* [Goal of the exercise] Omit all images, then return the remaining material exactly as it stands.

## start Task inputs

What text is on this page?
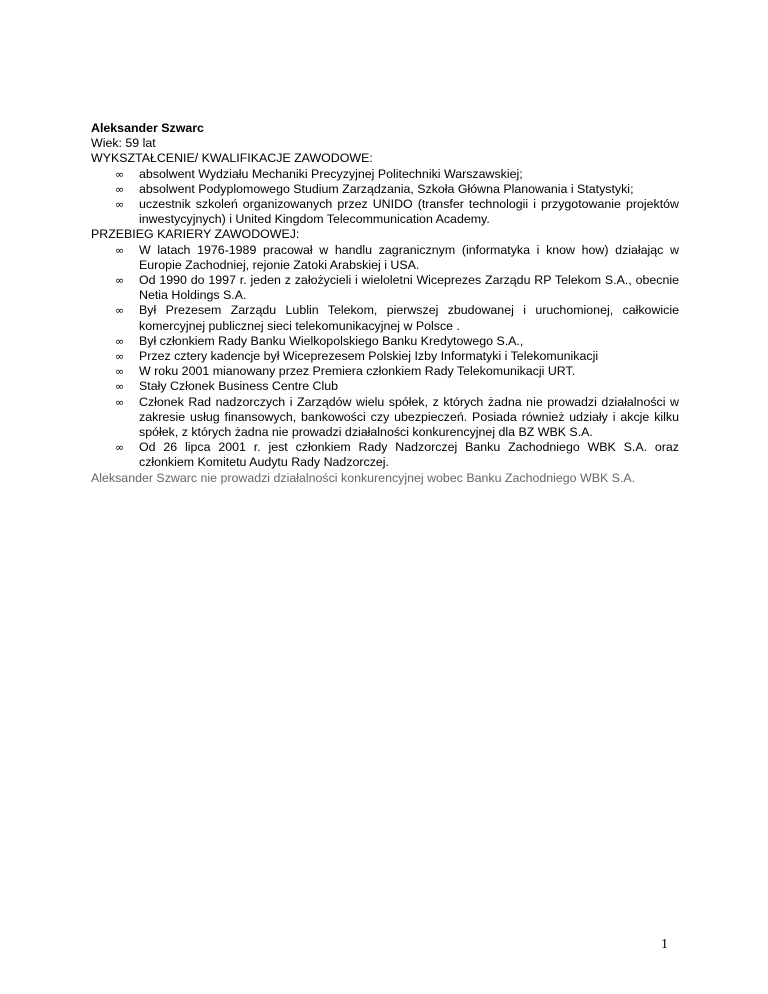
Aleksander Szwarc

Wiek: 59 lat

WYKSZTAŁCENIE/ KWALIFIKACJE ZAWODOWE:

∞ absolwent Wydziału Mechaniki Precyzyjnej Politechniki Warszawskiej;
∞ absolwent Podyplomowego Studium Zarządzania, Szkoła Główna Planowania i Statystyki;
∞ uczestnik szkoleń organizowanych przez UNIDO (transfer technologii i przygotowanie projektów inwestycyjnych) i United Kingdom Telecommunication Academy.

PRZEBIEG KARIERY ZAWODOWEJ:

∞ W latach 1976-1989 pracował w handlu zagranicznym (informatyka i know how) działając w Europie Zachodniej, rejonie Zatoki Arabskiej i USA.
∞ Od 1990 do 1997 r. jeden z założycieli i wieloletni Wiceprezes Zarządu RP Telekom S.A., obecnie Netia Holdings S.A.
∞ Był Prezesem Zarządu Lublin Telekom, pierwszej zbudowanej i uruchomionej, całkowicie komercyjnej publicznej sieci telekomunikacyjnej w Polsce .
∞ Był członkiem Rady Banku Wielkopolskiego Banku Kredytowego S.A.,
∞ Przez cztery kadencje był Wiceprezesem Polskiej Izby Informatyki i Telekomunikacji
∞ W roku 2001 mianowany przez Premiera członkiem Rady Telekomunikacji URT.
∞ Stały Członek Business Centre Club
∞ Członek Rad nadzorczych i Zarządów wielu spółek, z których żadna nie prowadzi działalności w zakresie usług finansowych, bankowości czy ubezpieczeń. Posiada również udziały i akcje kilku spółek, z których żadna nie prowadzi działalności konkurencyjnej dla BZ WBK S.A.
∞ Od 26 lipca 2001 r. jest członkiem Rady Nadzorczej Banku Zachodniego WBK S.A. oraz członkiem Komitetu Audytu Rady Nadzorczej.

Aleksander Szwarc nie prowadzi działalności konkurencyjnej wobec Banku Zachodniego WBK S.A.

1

## end Task inputs

* [Problem solution]
What text is on this page?
Aleksander Szwarc

Wiek: 59 lat

WYKSZTAŁCENIE/ KWALIFIKACJE ZAWODOWE:

∞ absolwent Wydziału Mechaniki Precyzyjnej Politechniki Warszawskiej;
∞ absolwent Podyplomowego Studium Zarządzania, Szkoła Główna Planowania i Statystyki;
∞ uczestnik szkoleń organizowanych przez UNIDO (transfer technologii i przygotowanie projektów inwestycyjnych) i United Kingdom Telecommunication Academy.

PRZEBIEG KARIERY ZAWODOWEJ:

∞ W latach 1976-1989 pracował w handlu zagranicznym (informatyka i know how) działając w Europie Zachodniej, rejonie Zatoki Arabskiej i USA.
∞ Od 1990 do 1997 r. jeden z założycieli i wieloletni Wiceprezes Zarządu RP Telekom S.A., obecnie Netia Holdings S.A.
∞ Był Prezesem Zarządu Lublin Telekom, pierwszej zbudowanej i uruchomionej, całkowicie komercyjnej publicznej sieci telekomunikacyjnej w Polsce .
∞ Był członkiem Rady Banku Wielkopolskiego Banku Kredytowego S.A.,
∞ Przez cztery kadencje był Wiceprezesem Polskiej Izby Informatyki i Telekomunikacji
∞ W roku 2001 mianowany przez Premiera członkiem Rady Telekomunikacji URT.
∞ Stały Członek Business Centre Club
∞ Członek Rad nadzorczych i Zarządów wielu spółek, z których żadna nie prowadzi działalności w zakresie usług finansowych, bankowości czy ubezpieczeń. Posiada również udziały i akcje kilku spółek, z których żadna nie prowadzi działalności konkurencyjnej dla BZ WBK S.A.
∞ Od 26 lipca 2001 r. jest członkiem Rady Nadzorczej Banku Zachodniego WBK S.A. oraz członkiem Komitetu Audytu Rady Nadzorczej.

Aleksander Szwarc nie prowadzi działalności konkurencyjnej wobec Banku Zachodniego WBK S.A.

1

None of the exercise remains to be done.